Given instruction:
Locate the word "values" in the entries below, then gather every line that holds it.

* Begin *

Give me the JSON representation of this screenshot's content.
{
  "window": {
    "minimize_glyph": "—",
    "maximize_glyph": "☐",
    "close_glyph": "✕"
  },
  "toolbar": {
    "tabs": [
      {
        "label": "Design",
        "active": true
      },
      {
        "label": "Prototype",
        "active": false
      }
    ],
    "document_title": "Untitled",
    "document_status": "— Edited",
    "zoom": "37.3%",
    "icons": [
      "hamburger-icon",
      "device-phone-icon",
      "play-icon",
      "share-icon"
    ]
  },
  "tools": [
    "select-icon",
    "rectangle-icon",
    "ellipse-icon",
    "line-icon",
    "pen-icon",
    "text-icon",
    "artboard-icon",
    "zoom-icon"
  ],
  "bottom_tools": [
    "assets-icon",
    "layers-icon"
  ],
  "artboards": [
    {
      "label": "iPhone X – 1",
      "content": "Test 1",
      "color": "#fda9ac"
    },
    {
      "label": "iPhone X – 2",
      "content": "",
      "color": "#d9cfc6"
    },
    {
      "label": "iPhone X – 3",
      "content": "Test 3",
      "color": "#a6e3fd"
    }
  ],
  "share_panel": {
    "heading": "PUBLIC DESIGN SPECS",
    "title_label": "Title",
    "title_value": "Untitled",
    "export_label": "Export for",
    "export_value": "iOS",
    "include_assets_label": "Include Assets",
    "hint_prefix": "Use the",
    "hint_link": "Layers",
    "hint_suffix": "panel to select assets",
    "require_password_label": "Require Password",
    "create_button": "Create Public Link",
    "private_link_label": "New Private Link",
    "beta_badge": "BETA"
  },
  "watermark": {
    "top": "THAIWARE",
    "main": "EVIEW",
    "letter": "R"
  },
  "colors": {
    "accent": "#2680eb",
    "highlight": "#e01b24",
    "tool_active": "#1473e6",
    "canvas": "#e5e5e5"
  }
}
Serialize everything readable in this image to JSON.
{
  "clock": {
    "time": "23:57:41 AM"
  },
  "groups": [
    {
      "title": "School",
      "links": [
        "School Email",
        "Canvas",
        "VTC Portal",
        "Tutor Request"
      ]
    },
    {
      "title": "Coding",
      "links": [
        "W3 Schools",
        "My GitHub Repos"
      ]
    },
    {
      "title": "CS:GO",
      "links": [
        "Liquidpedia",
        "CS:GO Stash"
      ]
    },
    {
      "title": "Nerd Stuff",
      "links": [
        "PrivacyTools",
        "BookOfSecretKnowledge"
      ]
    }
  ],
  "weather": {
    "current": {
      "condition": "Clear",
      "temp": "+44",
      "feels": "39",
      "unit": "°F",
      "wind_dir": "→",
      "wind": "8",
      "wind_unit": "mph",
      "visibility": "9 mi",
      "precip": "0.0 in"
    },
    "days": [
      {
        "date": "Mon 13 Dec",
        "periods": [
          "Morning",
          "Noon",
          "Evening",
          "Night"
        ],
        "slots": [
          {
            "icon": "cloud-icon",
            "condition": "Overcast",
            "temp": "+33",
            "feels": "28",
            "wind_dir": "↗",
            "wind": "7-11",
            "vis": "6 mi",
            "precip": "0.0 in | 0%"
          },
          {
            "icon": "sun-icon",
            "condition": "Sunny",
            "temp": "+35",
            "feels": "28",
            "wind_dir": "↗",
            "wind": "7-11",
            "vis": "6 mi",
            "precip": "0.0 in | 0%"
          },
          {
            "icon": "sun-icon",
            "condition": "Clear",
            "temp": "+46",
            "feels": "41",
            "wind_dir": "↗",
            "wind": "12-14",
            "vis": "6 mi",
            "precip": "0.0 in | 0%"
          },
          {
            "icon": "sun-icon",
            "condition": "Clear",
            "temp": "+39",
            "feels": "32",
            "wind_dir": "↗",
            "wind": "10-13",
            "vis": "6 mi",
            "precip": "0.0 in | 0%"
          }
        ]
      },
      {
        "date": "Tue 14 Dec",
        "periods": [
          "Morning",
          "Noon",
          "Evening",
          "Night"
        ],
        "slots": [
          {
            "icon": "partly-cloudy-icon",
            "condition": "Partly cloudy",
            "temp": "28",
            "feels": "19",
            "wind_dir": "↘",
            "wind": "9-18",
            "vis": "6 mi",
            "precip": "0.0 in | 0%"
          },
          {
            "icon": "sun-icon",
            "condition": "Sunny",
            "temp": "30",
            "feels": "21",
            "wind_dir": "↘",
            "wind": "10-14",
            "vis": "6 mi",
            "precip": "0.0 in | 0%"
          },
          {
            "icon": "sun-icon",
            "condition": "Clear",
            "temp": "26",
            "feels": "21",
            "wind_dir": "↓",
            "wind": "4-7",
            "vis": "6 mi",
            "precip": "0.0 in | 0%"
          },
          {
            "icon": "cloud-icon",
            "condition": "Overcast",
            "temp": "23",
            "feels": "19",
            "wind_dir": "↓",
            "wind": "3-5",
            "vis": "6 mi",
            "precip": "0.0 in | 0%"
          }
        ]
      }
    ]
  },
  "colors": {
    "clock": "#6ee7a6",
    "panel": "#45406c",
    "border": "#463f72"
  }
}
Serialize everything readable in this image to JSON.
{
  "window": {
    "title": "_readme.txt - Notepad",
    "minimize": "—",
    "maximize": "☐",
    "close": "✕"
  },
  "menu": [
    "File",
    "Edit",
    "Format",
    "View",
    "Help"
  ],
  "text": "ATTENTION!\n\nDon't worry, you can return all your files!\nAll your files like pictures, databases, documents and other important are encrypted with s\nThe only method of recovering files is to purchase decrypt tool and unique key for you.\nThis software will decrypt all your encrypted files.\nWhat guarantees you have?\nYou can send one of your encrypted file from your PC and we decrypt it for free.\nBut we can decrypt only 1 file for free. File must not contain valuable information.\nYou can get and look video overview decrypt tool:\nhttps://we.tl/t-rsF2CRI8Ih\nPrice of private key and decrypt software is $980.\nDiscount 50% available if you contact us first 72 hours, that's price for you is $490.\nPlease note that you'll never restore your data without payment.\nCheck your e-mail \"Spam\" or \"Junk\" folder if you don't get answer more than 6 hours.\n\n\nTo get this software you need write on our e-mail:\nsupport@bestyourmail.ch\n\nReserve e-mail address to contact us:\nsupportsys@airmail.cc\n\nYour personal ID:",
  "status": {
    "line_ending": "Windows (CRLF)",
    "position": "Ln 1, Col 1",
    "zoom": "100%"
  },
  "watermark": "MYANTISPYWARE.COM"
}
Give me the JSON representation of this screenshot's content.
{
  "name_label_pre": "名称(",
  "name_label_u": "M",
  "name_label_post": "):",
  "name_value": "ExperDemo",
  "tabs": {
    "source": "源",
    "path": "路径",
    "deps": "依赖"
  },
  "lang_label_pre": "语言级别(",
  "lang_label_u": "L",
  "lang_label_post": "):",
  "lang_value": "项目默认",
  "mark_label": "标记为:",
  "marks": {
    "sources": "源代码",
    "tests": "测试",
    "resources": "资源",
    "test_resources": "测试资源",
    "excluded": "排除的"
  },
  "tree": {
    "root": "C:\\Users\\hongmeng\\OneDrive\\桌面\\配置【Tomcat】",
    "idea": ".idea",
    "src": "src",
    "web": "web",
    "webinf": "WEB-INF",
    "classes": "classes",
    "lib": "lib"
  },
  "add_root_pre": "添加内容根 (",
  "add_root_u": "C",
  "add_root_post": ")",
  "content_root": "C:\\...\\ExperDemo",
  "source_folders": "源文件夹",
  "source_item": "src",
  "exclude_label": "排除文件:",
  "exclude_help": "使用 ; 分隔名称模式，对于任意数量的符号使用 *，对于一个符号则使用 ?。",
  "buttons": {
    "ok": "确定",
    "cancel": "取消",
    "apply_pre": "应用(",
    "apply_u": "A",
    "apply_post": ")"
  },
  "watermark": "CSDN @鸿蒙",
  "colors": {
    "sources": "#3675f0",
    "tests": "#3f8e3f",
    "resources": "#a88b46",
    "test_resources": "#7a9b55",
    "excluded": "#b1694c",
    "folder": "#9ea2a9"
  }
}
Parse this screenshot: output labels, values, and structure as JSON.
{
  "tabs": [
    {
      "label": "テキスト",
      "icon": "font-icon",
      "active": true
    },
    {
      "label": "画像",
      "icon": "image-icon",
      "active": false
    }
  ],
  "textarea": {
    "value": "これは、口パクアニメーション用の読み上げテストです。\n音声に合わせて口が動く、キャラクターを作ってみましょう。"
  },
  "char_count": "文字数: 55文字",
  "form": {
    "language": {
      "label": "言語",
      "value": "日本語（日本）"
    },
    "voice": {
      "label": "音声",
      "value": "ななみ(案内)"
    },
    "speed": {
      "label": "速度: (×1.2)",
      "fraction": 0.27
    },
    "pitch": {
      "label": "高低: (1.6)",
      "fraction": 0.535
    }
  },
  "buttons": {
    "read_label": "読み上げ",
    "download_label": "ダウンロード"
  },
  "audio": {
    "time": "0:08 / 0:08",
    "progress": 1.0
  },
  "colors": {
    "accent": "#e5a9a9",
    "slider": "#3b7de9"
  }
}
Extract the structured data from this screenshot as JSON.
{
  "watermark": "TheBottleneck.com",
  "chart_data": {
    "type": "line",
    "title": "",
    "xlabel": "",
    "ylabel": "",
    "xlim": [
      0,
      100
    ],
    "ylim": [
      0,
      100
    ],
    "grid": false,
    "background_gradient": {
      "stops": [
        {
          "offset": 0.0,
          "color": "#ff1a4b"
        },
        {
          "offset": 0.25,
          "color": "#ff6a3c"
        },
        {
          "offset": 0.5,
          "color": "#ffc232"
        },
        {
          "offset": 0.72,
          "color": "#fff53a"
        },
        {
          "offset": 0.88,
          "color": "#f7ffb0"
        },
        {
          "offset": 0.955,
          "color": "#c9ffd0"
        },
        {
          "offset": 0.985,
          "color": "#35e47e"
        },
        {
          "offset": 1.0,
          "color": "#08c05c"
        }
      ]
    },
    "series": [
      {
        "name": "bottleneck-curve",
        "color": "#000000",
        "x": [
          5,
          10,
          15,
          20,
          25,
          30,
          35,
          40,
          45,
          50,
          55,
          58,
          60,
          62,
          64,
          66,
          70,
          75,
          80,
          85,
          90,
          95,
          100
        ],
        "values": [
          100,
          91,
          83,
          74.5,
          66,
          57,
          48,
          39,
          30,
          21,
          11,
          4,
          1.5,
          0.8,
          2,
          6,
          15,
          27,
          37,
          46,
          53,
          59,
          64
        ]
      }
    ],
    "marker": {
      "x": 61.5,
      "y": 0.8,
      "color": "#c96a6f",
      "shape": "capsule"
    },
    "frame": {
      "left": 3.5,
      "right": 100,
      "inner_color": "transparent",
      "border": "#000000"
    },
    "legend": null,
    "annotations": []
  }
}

* End *

Exercise answer:
Parse this screenshot: output labels, values, and structure as JSON.
        "values": [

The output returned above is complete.